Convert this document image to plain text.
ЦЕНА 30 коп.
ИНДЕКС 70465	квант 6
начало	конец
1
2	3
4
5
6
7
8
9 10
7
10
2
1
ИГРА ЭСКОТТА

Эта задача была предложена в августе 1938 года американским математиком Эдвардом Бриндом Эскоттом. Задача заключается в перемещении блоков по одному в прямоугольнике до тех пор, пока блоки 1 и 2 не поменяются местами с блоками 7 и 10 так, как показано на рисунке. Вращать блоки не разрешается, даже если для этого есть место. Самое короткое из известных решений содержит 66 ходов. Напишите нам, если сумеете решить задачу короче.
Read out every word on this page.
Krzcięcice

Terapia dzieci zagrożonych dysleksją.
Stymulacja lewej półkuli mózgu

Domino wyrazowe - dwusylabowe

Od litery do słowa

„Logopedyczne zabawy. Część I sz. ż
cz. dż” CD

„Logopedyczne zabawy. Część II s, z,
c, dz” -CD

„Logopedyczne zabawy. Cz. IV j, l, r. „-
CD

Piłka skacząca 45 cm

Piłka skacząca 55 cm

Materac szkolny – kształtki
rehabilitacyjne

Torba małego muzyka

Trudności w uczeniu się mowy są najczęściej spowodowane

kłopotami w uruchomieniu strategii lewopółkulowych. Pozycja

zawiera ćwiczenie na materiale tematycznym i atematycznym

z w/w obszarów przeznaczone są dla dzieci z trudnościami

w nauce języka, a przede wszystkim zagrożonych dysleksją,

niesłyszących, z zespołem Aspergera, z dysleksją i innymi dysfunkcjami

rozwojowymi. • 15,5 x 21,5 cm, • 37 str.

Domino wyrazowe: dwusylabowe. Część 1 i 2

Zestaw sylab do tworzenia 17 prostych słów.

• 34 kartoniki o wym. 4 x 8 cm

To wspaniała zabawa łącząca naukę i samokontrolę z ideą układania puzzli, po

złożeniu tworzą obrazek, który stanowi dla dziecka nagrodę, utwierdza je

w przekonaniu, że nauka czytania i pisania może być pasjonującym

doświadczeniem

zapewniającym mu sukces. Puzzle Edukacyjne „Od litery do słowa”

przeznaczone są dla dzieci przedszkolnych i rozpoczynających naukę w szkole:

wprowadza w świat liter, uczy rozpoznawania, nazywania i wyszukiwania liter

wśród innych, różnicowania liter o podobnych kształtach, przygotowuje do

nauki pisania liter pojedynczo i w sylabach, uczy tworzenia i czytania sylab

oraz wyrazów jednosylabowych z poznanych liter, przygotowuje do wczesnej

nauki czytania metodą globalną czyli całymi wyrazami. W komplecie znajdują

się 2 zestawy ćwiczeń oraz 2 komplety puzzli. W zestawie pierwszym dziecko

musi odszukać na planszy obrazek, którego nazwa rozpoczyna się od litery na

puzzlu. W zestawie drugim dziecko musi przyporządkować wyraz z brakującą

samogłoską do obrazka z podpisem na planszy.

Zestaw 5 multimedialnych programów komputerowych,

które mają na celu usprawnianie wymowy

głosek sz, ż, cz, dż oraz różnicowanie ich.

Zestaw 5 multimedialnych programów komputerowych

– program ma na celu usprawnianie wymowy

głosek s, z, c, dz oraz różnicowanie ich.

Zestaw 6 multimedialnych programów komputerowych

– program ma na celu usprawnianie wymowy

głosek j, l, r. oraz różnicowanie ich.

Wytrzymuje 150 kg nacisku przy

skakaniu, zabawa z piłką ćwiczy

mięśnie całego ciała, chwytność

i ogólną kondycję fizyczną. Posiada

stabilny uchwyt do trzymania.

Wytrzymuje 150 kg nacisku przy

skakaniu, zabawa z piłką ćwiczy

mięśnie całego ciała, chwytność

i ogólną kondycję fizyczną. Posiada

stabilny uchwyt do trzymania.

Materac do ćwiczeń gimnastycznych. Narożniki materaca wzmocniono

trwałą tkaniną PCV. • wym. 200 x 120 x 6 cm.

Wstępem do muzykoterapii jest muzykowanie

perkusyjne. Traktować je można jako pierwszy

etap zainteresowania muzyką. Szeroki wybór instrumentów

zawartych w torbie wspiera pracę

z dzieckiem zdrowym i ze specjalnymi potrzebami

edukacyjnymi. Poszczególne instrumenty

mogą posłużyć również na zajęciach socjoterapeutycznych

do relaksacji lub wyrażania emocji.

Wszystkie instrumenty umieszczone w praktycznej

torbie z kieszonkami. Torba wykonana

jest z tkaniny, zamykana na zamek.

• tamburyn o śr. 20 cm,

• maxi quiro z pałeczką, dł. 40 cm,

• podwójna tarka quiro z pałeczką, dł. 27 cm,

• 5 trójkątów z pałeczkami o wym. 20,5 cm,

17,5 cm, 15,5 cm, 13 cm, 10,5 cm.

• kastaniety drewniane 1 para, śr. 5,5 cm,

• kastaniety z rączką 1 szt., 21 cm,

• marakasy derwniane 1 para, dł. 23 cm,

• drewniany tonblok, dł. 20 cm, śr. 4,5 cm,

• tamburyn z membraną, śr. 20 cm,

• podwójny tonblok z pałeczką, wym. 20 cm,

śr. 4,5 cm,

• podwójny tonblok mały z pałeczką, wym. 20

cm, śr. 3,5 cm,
#####
▸ What needs to be done:
Exactly as shown above, return every record.

▸ Response to the task:
Convert this document image to plain text.
ЦЕНА 30 коп.
ИНДЕКС 70465	квант 6
начало	конец
1
2	3
4
5
6
7
8
9 10
7
10
2
1
ИГРА ЭСКОТТА

Эта задача была предложена в августе 1938 года американским математиком Эдвардом Бриндом Эскоттом. Задача заключается в перемещении блоков по одному в прямоугольнике до тех пор, пока блоки 1 и 2 не поменяются местами с блоками 7 и 10 так, как показано на рисунке. Вращать блоки не разрешается, даже если для этого есть место. Самое короткое из известных решений содержит 66 ходов. Напишите нам, если сумеете решить задачу короче.
Read out every word on this page.
Krzcięcice

Terapia dzieci zagrożonych dysleksją.
Stymulacja lewej półkuli mózgu

Domino wyrazowe - dwusylabowe

Od litery do słowa

„Logopedyczne zabawy. Część I sz. ż
cz. dż” CD

„Logopedyczne zabawy. Część II s, z,
c, dz” -CD

„Logopedyczne zabawy. Cz. IV j, l, r. „-
CD

Piłka skacząca 45 cm

Piłka skacząca 55 cm

Materac szkolny – kształtki
rehabilitacyjne

Torba małego muzyka

Trudności w uczeniu się mowy są najczęściej spowodowane

kłopotami w uruchomieniu strategii lewopółkulowych. Pozycja

zawiera ćwiczenie na materiale tematycznym i atematycznym

z w/w obszarów przeznaczone są dla dzieci z trudnościami

w nauce języka, a przede wszystkim zagrożonych dysleksją,

niesłyszących, z zespołem Aspergera, z dysleksją i innymi dysfunkcjami

rozwojowymi. • 15,5 x 21,5 cm, • 37 str.

Domino wyrazowe: dwusylabowe. Część 1 i 2

Zestaw sylab do tworzenia 17 prostych słów.

• 34 kartoniki o wym. 4 x 8 cm

To wspaniała zabawa łącząca naukę i samokontrolę z ideą układania puzzli, po

złożeniu tworzą obrazek, który stanowi dla dziecka nagrodę, utwierdza je

w przekonaniu, że nauka czytania i pisania może być pasjonującym

doświadczeniem

zapewniającym mu sukces. Puzzle Edukacyjne „Od litery do słowa”

przeznaczone są dla dzieci przedszkolnych i rozpoczynających naukę w szkole:

wprowadza w świat liter, uczy rozpoznawania, nazywania i wyszukiwania liter

wśród innych, różnicowania liter o podobnych kształtach, przygotowuje do

nauki pisania liter pojedynczo i w sylabach, uczy tworzenia i czytania sylab

oraz wyrazów jednosylabowych z poznanych liter, przygotowuje do wczesnej

nauki czytania metodą globalną czyli całymi wyrazami. W komplecie znajdują

się 2 zestawy ćwiczeń oraz 2 komplety puzzli. W zestawie pierwszym dziecko

musi odszukać na planszy obrazek, którego nazwa rozpoczyna się od litery na

puzzlu. W zestawie drugim dziecko musi przyporządkować wyraz z brakującą

samogłoską do obrazka z podpisem na planszy.

Zestaw 5 multimedialnych programów komputerowych,

które mają na celu usprawnianie wymowy

głosek sz, ż, cz, dż oraz różnicowanie ich.

Zestaw 5 multimedialnych programów komputerowych

– program ma na celu usprawnianie wymowy

głosek s, z, c, dz oraz różnicowanie ich.

Zestaw 6 multimedialnych programów komputerowych

– program ma na celu usprawnianie wymowy

głosek j, l, r. oraz różnicowanie ich.

Wytrzymuje 150 kg nacisku przy

skakaniu, zabawa z piłką ćwiczy

mięśnie całego ciała, chwytność

i ogólną kondycję fizyczną. Posiada

stabilny uchwyt do trzymania.

Wytrzymuje 150 kg nacisku przy

skakaniu, zabawa z piłką ćwiczy

mięśnie całego ciała, chwytność

i ogólną kondycję fizyczną. Posiada

stabilny uchwyt do trzymania.

Materac do ćwiczeń gimnastycznych. Narożniki materaca wzmocniono

trwałą tkaniną PCV. • wym. 200 x 120 x 6 cm.

Wstępem do muzykoterapii jest muzykowanie

perkusyjne. Traktować je można jako pierwszy

etap zainteresowania muzyką. Szeroki wybór instrumentów

zawartych w torbie wspiera pracę

z dzieckiem zdrowym i ze specjalnymi potrzebami

edukacyjnymi. Poszczególne instrumenty

mogą posłużyć również na zajęciach socjoterapeutycznych

do relaksacji lub wyrażania emocji.

Wszystkie instrumenty umieszczone w praktycznej

torbie z kieszonkami. Torba wykonana

jest z tkaniny, zamykana na zamek.

• tamburyn o śr. 20 cm,

• maxi quiro z pałeczką, dł. 40 cm,

• podwójna tarka quiro z pałeczką, dł. 27 cm,

• 5 trójkątów z pałeczkami o wym. 20,5 cm,

17,5 cm, 15,5 cm, 13 cm, 10,5 cm.

• kastaniety drewniane 1 para, śr. 5,5 cm,

• kastaniety z rączką 1 szt., 21 cm,

• marakasy derwniane 1 para, dł. 23 cm,

• drewniany tonblok, dł. 20 cm, śr. 4,5 cm,

• tamburyn z membraną, śr. 20 cm,

• podwójny tonblok z pałeczką, wym. 20 cm,

śr. 4,5 cm,

• podwójny tonblok mały z pałeczką, wym. 20

cm, śr. 3,5 cm,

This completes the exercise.